Dataset rows about figures:
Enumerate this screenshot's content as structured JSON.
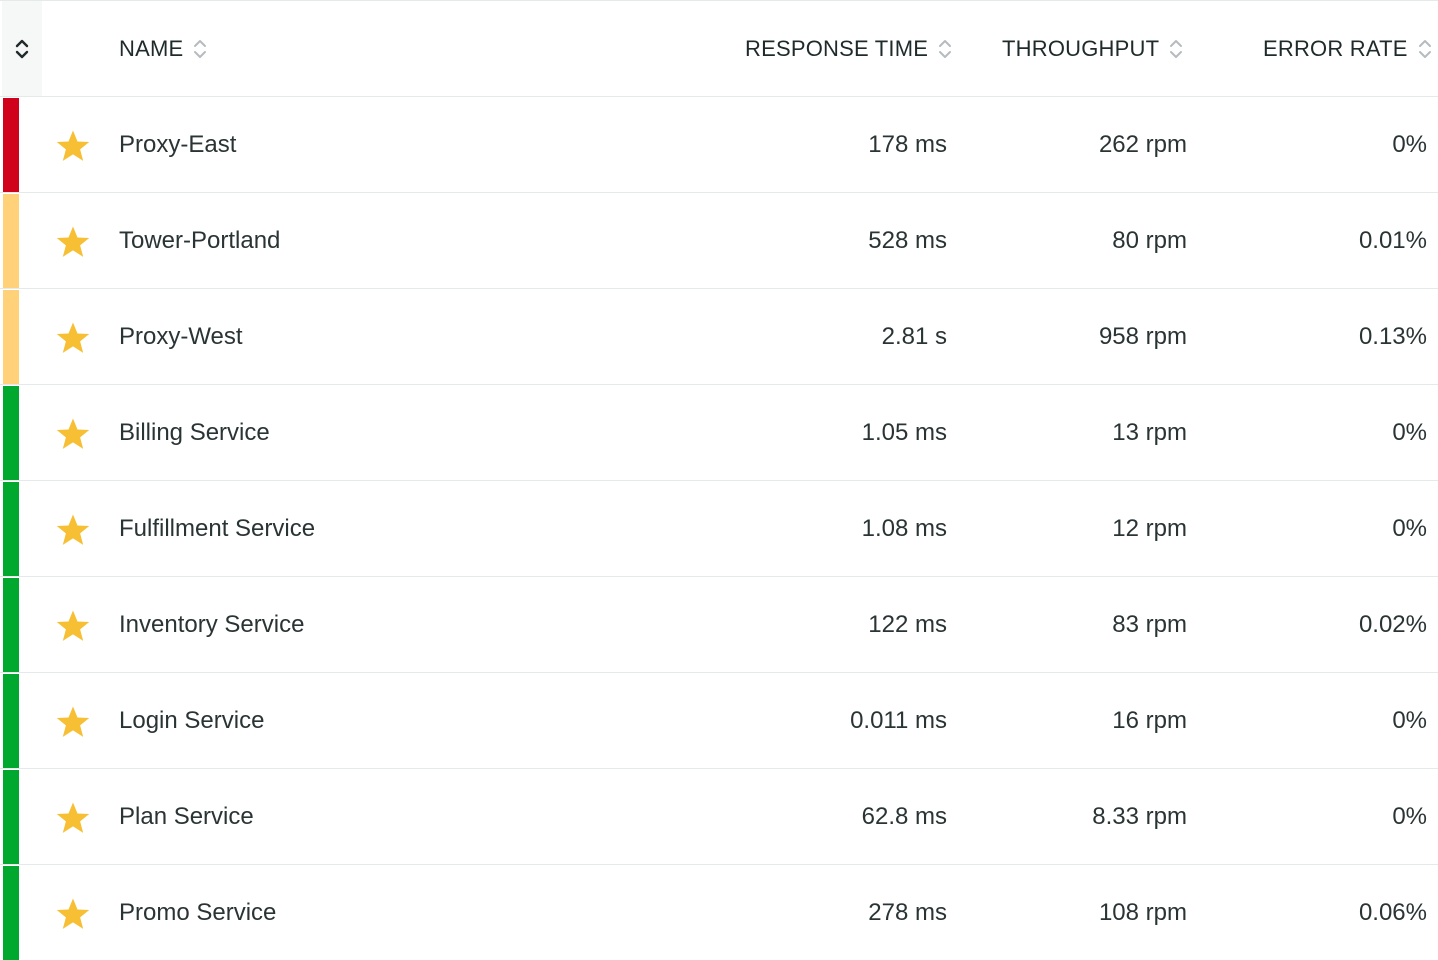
{
  "colors": {
    "critical": "#d0021b",
    "warning": "#ffd27a",
    "healthy": "#00a82d",
    "star": "#f7c034"
  },
  "header": {
    "name_label": "NAME",
    "response_time_label": "RESPONSE TIME",
    "throughput_label": "THROUGHPUT",
    "error_rate_label": "ERROR RATE"
  },
  "rows": [
    {
      "name": "Proxy-East",
      "response_time": "178 ms",
      "throughput": "262 rpm",
      "error_rate": "0%",
      "status": "critical"
    },
    {
      "name": "Tower-Portland",
      "response_time": "528 ms",
      "throughput": "80 rpm",
      "error_rate": "0.01%",
      "status": "warning"
    },
    {
      "name": "Proxy-West",
      "response_time": "2.81 s",
      "throughput": "958 rpm",
      "error_rate": "0.13%",
      "status": "warning"
    },
    {
      "name": "Billing Service",
      "response_time": "1.05 ms",
      "throughput": "13 rpm",
      "error_rate": "0%",
      "status": "healthy"
    },
    {
      "name": "Fulfillment Service",
      "response_time": "1.08 ms",
      "throughput": "12 rpm",
      "error_rate": "0%",
      "status": "healthy"
    },
    {
      "name": "Inventory Service",
      "response_time": "122 ms",
      "throughput": "83 rpm",
      "error_rate": "0.02%",
      "status": "healthy"
    },
    {
      "name": "Login Service",
      "response_time": "0.011 ms",
      "throughput": "16 rpm",
      "error_rate": "0%",
      "status": "healthy"
    },
    {
      "name": "Plan Service",
      "response_time": "62.8 ms",
      "throughput": "8.33 rpm",
      "error_rate": "0%",
      "status": "healthy"
    },
    {
      "name": "Promo Service",
      "response_time": "278 ms",
      "throughput": "108 rpm",
      "error_rate": "0.06%",
      "status": "healthy"
    }
  ]
}
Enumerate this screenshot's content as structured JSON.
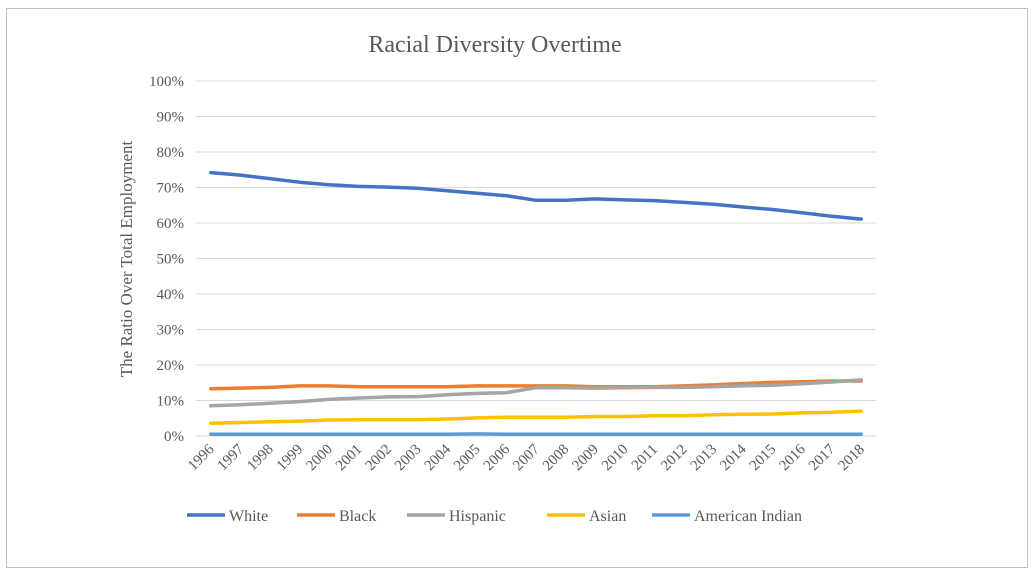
{
  "chart_data": {
    "type": "line",
    "title": "Racial Diversity Overtime",
    "xlabel": "",
    "ylabel": "The Ratio Over Total Employment",
    "ylim": [
      0,
      1
    ],
    "yticks": [
      "0%",
      "10%",
      "20%",
      "30%",
      "40%",
      "50%",
      "60%",
      "70%",
      "80%",
      "90%",
      "100%"
    ],
    "grid": true,
    "legend_position": "bottom",
    "categories": [
      "1996",
      "1997",
      "1998",
      "1999",
      "2000",
      "2001",
      "2002",
      "2003",
      "2004",
      "2005",
      "2006",
      "2007",
      "2008",
      "2009",
      "2010",
      "2011",
      "2012",
      "2013",
      "2014",
      "2015",
      "2016",
      "2017",
      "2018"
    ],
    "series": [
      {
        "name": "White",
        "color": "#4472c4",
        "values": [
          0.742,
          0.735,
          0.725,
          0.715,
          0.708,
          0.703,
          0.701,
          0.698,
          0.691,
          0.684,
          0.677,
          0.664,
          0.664,
          0.668,
          0.665,
          0.663,
          0.658,
          0.653,
          0.645,
          0.638,
          0.629,
          0.619,
          0.611
        ]
      },
      {
        "name": "Black",
        "color": "#ed7d31",
        "values": [
          0.133,
          0.135,
          0.137,
          0.141,
          0.141,
          0.139,
          0.139,
          0.139,
          0.139,
          0.141,
          0.141,
          0.141,
          0.141,
          0.139,
          0.139,
          0.139,
          0.141,
          0.144,
          0.148,
          0.151,
          0.153,
          0.155,
          0.155
        ]
      },
      {
        "name": "Hispanic",
        "color": "#a5a5a5",
        "values": [
          0.085,
          0.088,
          0.092,
          0.097,
          0.103,
          0.107,
          0.11,
          0.111,
          0.116,
          0.12,
          0.122,
          0.136,
          0.136,
          0.135,
          0.136,
          0.137,
          0.137,
          0.139,
          0.141,
          0.143,
          0.147,
          0.152,
          0.158
        ]
      },
      {
        "name": "Asian",
        "color": "#ffc000",
        "values": [
          0.036,
          0.038,
          0.04,
          0.042,
          0.045,
          0.046,
          0.046,
          0.046,
          0.048,
          0.051,
          0.053,
          0.053,
          0.053,
          0.055,
          0.055,
          0.057,
          0.057,
          0.06,
          0.061,
          0.062,
          0.065,
          0.067,
          0.07
        ]
      },
      {
        "name": "American Indian",
        "color": "#5b9bd5",
        "values": [
          0.005,
          0.005,
          0.005,
          0.005,
          0.005,
          0.005,
          0.005,
          0.005,
          0.005,
          0.006,
          0.005,
          0.005,
          0.005,
          0.005,
          0.005,
          0.005,
          0.005,
          0.005,
          0.005,
          0.005,
          0.005,
          0.005,
          0.005
        ]
      }
    ]
  }
}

WHAT YOU NEED TO DO:
Pictures in the records above should not be copied. Repeat everything else exactly.

RIGHT ANSWER:
Enumerate this screenshot's content as structured JSON.
{
  "colors": {
    "critical": "#d0021b",
    "warning": "#ffd27a",
    "healthy": "#00a82d",
    "star": "#f7c034"
  },
  "header": {
    "name_label": "NAME",
    "response_time_label": "RESPONSE TIME",
    "throughput_label": "THROUGHPUT",
    "error_rate_label": "ERROR RATE"
  },
  "rows": [
    {
      "name": "Proxy-East",
      "response_time": "178 ms",
      "throughput": "262 rpm",
      "error_rate": "0%",
      "status": "critical"
    },
    {
      "name": "Tower-Portland",
      "response_time": "528 ms",
      "throughput": "80 rpm",
      "error_rate": "0.01%",
      "status": "warning"
    },
    {
      "name": "Proxy-West",
      "response_time": "2.81 s",
      "throughput": "958 rpm",
      "error_rate": "0.13%",
      "status": "warning"
    },
    {
      "name": "Billing Service",
      "response_time": "1.05 ms",
      "throughput": "13 rpm",
      "error_rate": "0%",
      "status": "healthy"
    },
    {
      "name": "Fulfillment Service",
      "response_time": "1.08 ms",
      "throughput": "12 rpm",
      "error_rate": "0%",
      "status": "healthy"
    },
    {
      "name": "Inventory Service",
      "response_time": "122 ms",
      "throughput": "83 rpm",
      "error_rate": "0.02%",
      "status": "healthy"
    },
    {
      "name": "Login Service",
      "response_time": "0.011 ms",
      "throughput": "16 rpm",
      "error_rate": "0%",
      "status": "healthy"
    },
    {
      "name": "Plan Service",
      "response_time": "62.8 ms",
      "throughput": "8.33 rpm",
      "error_rate": "0%",
      "status": "healthy"
    },
    {
      "name": "Promo Service",
      "response_time": "278 ms",
      "throughput": "108 rpm",
      "error_rate": "0.06%",
      "status": "healthy"
    }
  ]
}
Enumerate this screenshot's content as structured JSON.
{
  "chart_data": {
    "type": "line",
    "title": "Racial Diversity Overtime",
    "xlabel": "",
    "ylabel": "The Ratio Over Total Employment",
    "ylim": [
      0,
      1
    ],
    "yticks": [
      "0%",
      "10%",
      "20%",
      "30%",
      "40%",
      "50%",
      "60%",
      "70%",
      "80%",
      "90%",
      "100%"
    ],
    "grid": true,
    "legend_position": "bottom",
    "categories": [
      "1996",
      "1997",
      "1998",
      "1999",
      "2000",
      "2001",
      "2002",
      "2003",
      "2004",
      "2005",
      "2006",
      "2007",
      "2008",
      "2009",
      "2010",
      "2011",
      "2012",
      "2013",
      "2014",
      "2015",
      "2016",
      "2017",
      "2018"
    ],
    "series": [
      {
        "name": "White",
        "color": "#4472c4",
        "values": [
          0.742,
          0.735,
          0.725,
          0.715,
          0.708,
          0.703,
          0.701,
          0.698,
          0.691,
          0.684,
          0.677,
          0.664,
          0.664,
          0.668,
          0.665,
          0.663,
          0.658,
          0.653,
          0.645,
          0.638,
          0.629,
          0.619,
          0.611
        ]
      },
      {
        "name": "Black",
        "color": "#ed7d31",
        "values": [
          0.133,
          0.135,
          0.137,
          0.141,
          0.141,
          0.139,
          0.139,
          0.139,
          0.139,
          0.141,
          0.141,
          0.141,
          0.141,
          0.139,
          0.139,
          0.139,
          0.141,
          0.144,
          0.148,
          0.151,
          0.153,
          0.155,
          0.155
        ]
      },
      {
        "name": "Hispanic",
        "color": "#a5a5a5",
        "values": [
          0.085,
          0.088,
          0.092,
          0.097,
          0.103,
          0.107,
          0.11,
          0.111,
          0.116,
          0.12,
          0.122,
          0.136,
          0.136,
          0.135,
          0.136,
          0.137,
          0.137,
          0.139,
          0.141,
          0.143,
          0.147,
          0.152,
          0.158
        ]
      },
      {
        "name": "Asian",
        "color": "#ffc000",
        "values": [
          0.036,
          0.038,
          0.04,
          0.042,
          0.045,
          0.046,
          0.046,
          0.046,
          0.048,
          0.051,
          0.053,
          0.053,
          0.053,
          0.055,
          0.055,
          0.057,
          0.057,
          0.06,
          0.061,
          0.062,
          0.065,
          0.067,
          0.07
        ]
      },
      {
        "name": "American Indian",
        "color": "#5b9bd5",
        "values": [
          0.005,
          0.005,
          0.005,
          0.005,
          0.005,
          0.005,
          0.005,
          0.005,
          0.005,
          0.006,
          0.005,
          0.005,
          0.005,
          0.005,
          0.005,
          0.005,
          0.005,
          0.005,
          0.005,
          0.005,
          0.005,
          0.005,
          0.005
        ]
      }
    ]
  }
}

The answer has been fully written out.